__Problem to solve__:
Reproduce the listing below without changes, except that pictures are left out.
>> START
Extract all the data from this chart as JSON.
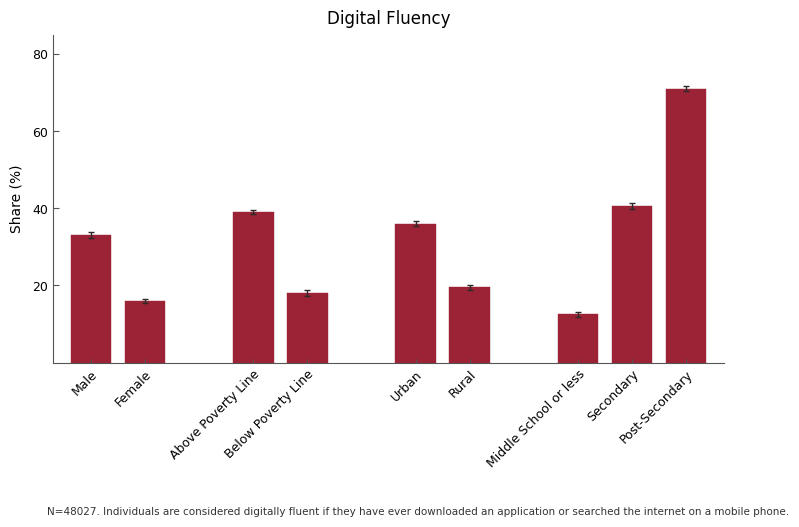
{
  "title": "Digital Fluency",
  "ylabel": "Share (%)",
  "ylim": [
    0,
    85
  ],
  "yticks": [
    20,
    40,
    60,
    80
  ],
  "bar_color": "#9B2335",
  "background_color": "#ffffff",
  "categories": [
    "Male",
    "Female",
    "Above Poverty Line",
    "Below Poverty Line",
    "Urban",
    "Rural",
    "Middle School or less",
    "Secondary",
    "Post-Secondary"
  ],
  "values": [
    33.0,
    16.0,
    39.0,
    18.0,
    36.0,
    19.5,
    12.5,
    40.5,
    71.0
  ],
  "errors": [
    0.8,
    0.6,
    0.6,
    0.7,
    0.6,
    0.7,
    0.7,
    0.8,
    0.7
  ],
  "group_gaps": [
    1,
    2,
    4,
    5,
    7,
    8,
    10,
    11,
    12
  ],
  "footnote": "N=48027. Individuals are considered digitally fluent if they have ever downloaded an application or searched the internet on a mobile phone.",
  "title_fontsize": 12,
  "axis_label_fontsize": 10,
  "tick_fontsize": 9,
  "footnote_fontsize": 7.5,
  "bar_width": 0.75
}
>> END
__Written response__:
Extract all the data from this chart as JSON.
{
  "title": "Digital Fluency",
  "ylabel": "Share (%)",
  "ylim": [
    0,
    85
  ],
  "yticks": [
    20,
    40,
    60,
    80
  ],
  "bar_color": "#9B2335",
  "background_color": "#ffffff",
  "categories": [
    "Male",
    "Female",
    "Above Poverty Line",
    "Below Poverty Line",
    "Urban",
    "Rural",
    "Middle School or less",
    "Secondary",
    "Post-Secondary"
  ],
  "values": [
    33.0,
    16.0,
    39.0,
    18.0,
    36.0,
    19.5,
    12.5,
    40.5,
    71.0
  ],
  "errors": [
    0.8,
    0.6,
    0.6,
    0.7,
    0.6,
    0.7,
    0.7,
    0.8,
    0.7
  ],
  "group_gaps": [
    1,
    2,
    4,
    5,
    7,
    8,
    10,
    11,
    12
  ],
  "footnote": "N=48027. Individuals are considered digitally fluent if they have ever downloaded an application or searched the internet on a mobile phone.",
  "title_fontsize": 12,
  "axis_label_fontsize": 10,
  "tick_fontsize": 9,
  "footnote_fontsize": 7.5,
  "bar_width": 0.75
}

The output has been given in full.